=== Stated problem ===
Gather up all lines that carry the word "this".

[Data listing]

======

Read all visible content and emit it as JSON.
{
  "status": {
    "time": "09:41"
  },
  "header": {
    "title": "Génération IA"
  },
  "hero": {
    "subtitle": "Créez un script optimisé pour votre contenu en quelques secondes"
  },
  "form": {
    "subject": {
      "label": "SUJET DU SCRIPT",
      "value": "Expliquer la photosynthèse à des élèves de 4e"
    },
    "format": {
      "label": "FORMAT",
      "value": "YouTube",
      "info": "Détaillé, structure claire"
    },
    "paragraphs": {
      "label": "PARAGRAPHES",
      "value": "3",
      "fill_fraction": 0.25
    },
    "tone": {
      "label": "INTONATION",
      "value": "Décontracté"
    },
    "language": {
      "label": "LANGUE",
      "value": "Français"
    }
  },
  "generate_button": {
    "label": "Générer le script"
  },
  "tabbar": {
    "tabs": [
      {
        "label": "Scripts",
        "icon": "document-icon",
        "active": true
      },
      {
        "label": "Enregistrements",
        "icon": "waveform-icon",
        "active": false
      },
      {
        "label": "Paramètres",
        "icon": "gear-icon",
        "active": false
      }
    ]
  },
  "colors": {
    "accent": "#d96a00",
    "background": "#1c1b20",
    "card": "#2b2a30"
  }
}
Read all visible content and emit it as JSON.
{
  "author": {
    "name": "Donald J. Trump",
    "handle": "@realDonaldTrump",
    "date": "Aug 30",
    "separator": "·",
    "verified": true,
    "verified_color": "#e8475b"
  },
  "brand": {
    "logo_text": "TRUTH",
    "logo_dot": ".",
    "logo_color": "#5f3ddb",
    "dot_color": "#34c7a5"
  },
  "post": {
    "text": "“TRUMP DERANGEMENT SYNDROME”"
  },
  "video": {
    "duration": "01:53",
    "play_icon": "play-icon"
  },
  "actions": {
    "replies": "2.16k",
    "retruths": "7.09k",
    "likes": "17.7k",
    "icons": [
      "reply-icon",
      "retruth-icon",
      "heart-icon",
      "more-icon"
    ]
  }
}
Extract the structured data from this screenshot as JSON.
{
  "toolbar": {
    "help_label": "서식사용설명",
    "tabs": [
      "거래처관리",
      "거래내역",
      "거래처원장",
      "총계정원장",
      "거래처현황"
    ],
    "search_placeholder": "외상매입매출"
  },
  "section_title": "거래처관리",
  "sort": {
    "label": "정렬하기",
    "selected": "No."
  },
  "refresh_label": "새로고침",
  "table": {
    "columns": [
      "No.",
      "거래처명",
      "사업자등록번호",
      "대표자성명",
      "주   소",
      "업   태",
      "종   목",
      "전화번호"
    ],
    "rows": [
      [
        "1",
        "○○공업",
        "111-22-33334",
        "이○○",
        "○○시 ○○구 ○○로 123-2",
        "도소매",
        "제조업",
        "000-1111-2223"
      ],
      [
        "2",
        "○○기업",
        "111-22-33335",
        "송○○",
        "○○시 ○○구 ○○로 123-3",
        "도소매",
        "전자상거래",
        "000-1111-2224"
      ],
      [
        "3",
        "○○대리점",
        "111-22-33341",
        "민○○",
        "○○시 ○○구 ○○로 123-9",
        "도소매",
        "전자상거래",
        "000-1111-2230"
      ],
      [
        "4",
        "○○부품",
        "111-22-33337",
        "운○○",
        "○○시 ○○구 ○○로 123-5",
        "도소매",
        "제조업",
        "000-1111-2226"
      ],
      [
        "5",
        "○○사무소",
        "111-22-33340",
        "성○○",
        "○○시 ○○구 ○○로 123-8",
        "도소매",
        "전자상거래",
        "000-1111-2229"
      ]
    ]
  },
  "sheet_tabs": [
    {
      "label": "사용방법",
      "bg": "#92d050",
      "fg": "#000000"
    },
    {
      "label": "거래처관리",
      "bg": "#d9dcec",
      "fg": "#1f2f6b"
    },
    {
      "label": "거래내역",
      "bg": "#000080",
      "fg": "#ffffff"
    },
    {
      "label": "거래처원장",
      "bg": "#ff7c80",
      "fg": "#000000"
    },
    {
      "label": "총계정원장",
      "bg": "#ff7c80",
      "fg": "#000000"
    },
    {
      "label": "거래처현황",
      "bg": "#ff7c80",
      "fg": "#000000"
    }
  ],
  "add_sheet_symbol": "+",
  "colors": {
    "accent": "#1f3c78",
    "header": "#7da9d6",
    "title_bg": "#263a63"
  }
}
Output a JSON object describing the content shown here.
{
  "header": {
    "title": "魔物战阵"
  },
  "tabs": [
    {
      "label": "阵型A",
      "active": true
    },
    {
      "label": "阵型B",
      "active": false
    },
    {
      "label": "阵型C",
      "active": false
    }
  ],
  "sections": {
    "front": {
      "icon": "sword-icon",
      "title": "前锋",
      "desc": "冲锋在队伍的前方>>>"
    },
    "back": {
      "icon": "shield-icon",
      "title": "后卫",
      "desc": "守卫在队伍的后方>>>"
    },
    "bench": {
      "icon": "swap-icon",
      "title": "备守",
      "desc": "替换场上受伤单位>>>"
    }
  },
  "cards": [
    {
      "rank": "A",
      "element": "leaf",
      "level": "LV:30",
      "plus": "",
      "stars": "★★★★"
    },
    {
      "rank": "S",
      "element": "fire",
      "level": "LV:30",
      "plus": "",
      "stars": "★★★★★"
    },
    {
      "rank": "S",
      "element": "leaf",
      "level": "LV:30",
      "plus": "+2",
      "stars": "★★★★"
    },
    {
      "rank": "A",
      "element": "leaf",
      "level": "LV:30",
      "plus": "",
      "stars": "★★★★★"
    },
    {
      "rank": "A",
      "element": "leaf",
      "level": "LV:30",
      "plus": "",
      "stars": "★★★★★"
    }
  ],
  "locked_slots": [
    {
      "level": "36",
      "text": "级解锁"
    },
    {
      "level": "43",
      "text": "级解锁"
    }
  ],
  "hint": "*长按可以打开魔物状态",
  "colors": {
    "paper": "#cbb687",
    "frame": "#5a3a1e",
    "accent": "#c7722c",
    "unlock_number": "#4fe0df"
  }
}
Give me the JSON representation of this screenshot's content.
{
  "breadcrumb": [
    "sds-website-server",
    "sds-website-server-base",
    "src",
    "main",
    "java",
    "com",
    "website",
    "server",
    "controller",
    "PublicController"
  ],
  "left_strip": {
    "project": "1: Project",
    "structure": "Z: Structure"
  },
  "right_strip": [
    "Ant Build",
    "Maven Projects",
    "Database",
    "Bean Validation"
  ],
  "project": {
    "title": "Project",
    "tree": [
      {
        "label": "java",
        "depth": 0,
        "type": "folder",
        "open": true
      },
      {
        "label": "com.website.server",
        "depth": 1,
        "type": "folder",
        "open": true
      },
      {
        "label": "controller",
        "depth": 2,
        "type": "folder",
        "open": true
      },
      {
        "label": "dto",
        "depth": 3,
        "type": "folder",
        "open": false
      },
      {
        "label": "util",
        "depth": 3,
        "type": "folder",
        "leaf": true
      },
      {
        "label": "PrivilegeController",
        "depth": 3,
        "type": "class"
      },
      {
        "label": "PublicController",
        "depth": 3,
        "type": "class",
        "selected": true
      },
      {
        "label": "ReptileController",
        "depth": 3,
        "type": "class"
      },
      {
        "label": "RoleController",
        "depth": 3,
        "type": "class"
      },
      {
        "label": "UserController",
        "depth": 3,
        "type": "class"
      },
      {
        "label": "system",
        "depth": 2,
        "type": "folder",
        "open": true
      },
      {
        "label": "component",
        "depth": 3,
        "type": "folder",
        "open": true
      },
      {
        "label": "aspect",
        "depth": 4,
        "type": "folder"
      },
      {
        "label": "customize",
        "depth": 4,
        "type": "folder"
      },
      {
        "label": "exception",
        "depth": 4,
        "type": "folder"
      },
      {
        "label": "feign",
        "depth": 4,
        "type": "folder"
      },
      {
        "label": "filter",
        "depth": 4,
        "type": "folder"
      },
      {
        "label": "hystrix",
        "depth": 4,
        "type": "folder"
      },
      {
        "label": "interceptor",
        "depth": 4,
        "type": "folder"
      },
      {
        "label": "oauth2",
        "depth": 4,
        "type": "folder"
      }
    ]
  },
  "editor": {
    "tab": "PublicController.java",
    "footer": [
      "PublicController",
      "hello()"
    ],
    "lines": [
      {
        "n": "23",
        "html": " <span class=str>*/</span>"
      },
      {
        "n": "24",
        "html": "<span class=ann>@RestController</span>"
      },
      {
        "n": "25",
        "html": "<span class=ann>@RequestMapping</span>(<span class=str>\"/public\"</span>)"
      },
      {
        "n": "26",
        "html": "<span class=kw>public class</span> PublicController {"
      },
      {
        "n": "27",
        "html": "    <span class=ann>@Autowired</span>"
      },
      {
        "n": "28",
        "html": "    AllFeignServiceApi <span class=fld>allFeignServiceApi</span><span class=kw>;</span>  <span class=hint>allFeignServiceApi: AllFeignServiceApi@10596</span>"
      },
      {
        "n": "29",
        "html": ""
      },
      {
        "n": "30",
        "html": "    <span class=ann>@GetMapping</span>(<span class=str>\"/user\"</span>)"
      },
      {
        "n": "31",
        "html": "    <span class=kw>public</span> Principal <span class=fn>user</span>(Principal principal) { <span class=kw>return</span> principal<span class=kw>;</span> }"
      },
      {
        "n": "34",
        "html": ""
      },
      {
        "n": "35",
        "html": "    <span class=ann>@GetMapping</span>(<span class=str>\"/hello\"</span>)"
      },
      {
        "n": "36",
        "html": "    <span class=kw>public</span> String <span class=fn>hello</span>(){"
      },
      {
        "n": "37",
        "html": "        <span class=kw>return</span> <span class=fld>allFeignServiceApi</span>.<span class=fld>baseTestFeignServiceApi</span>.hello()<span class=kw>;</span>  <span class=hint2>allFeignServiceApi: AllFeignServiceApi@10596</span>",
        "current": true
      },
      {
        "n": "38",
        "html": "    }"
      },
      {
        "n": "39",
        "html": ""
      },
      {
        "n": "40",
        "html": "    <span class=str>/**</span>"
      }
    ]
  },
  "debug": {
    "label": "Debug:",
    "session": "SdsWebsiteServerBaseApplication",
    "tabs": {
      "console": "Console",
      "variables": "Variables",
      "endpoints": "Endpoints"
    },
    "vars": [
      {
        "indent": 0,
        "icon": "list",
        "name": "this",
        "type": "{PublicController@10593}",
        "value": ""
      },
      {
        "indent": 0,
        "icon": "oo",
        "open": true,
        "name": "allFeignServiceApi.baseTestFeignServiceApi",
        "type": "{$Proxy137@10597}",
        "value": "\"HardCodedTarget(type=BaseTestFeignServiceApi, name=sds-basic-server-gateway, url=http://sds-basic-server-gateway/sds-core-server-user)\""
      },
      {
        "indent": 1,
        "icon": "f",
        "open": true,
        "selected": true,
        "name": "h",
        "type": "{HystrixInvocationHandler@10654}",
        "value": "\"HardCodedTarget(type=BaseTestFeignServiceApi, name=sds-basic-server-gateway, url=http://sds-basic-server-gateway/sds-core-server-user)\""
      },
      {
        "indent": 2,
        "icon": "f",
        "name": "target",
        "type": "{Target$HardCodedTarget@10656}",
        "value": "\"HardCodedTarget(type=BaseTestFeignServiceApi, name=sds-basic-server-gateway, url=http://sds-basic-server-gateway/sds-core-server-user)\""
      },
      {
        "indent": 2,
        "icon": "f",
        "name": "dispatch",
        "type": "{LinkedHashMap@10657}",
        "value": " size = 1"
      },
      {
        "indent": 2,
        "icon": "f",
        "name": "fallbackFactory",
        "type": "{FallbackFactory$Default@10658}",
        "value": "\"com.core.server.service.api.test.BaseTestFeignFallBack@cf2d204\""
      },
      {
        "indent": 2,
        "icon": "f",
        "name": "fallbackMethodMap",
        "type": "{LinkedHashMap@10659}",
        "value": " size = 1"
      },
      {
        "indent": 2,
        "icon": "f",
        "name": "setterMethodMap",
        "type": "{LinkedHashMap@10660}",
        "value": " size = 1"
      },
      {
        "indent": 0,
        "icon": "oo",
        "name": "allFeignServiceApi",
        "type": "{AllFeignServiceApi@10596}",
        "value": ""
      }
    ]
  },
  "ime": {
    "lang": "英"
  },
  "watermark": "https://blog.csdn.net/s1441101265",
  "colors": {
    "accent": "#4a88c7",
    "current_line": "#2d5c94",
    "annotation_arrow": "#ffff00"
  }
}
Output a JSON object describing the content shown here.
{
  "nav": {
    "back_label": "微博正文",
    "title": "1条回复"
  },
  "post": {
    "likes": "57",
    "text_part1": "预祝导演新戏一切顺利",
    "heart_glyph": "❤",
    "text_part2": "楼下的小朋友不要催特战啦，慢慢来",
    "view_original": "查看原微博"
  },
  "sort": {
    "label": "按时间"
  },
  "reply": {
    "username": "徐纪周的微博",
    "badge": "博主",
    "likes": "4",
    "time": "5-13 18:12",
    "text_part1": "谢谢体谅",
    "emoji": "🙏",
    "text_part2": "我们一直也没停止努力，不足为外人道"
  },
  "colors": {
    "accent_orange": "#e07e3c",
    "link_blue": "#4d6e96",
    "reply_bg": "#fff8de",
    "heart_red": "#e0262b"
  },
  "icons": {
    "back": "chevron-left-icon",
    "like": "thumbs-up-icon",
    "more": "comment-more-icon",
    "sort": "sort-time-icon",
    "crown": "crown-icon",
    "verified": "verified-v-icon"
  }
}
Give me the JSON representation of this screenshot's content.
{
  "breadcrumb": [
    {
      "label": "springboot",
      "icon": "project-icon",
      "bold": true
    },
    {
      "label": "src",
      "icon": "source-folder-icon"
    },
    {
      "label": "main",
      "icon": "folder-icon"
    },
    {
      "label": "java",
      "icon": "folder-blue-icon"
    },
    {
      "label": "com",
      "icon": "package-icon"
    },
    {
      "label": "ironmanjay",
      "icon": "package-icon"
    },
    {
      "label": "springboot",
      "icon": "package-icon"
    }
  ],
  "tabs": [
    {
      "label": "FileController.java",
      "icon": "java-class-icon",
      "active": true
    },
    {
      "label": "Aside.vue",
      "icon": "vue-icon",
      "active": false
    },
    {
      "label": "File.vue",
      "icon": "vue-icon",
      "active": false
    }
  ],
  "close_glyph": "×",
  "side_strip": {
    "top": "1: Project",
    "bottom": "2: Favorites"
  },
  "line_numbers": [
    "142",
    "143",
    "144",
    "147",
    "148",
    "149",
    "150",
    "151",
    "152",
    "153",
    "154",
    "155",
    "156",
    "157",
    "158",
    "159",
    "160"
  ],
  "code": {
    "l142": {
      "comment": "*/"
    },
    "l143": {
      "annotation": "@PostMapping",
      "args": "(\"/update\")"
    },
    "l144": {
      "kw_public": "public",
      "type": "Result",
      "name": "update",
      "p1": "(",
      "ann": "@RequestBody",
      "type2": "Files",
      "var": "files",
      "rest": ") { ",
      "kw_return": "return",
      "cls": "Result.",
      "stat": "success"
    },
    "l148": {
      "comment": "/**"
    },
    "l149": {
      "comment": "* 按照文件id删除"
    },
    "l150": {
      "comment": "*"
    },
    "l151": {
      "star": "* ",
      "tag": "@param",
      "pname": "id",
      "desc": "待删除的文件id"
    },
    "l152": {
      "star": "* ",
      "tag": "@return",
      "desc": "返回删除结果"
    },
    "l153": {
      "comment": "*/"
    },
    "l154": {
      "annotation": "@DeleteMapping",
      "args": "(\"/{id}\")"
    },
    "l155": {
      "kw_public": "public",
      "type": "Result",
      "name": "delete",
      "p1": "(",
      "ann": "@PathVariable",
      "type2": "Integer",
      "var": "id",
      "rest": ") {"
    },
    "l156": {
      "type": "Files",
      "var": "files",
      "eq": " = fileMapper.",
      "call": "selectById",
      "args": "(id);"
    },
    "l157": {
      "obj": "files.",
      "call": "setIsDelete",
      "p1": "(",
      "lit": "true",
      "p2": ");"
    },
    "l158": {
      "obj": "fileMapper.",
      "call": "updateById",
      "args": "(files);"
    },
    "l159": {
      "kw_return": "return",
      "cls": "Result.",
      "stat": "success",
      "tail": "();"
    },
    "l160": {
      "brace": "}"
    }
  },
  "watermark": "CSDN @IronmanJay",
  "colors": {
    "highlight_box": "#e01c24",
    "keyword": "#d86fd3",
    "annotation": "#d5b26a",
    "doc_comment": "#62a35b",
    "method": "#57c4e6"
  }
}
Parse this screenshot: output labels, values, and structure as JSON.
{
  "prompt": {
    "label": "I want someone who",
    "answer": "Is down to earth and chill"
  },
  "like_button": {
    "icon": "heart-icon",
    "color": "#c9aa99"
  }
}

======

=== The answer ===
Extract the structured data from this screenshot as JSON.
Give me the JSON representation of this screenshot's content.
        "name": "this",
Give me the JSON representation of this screenshot's content.
Parse this screenshot: output labels, values, and structure as JSON.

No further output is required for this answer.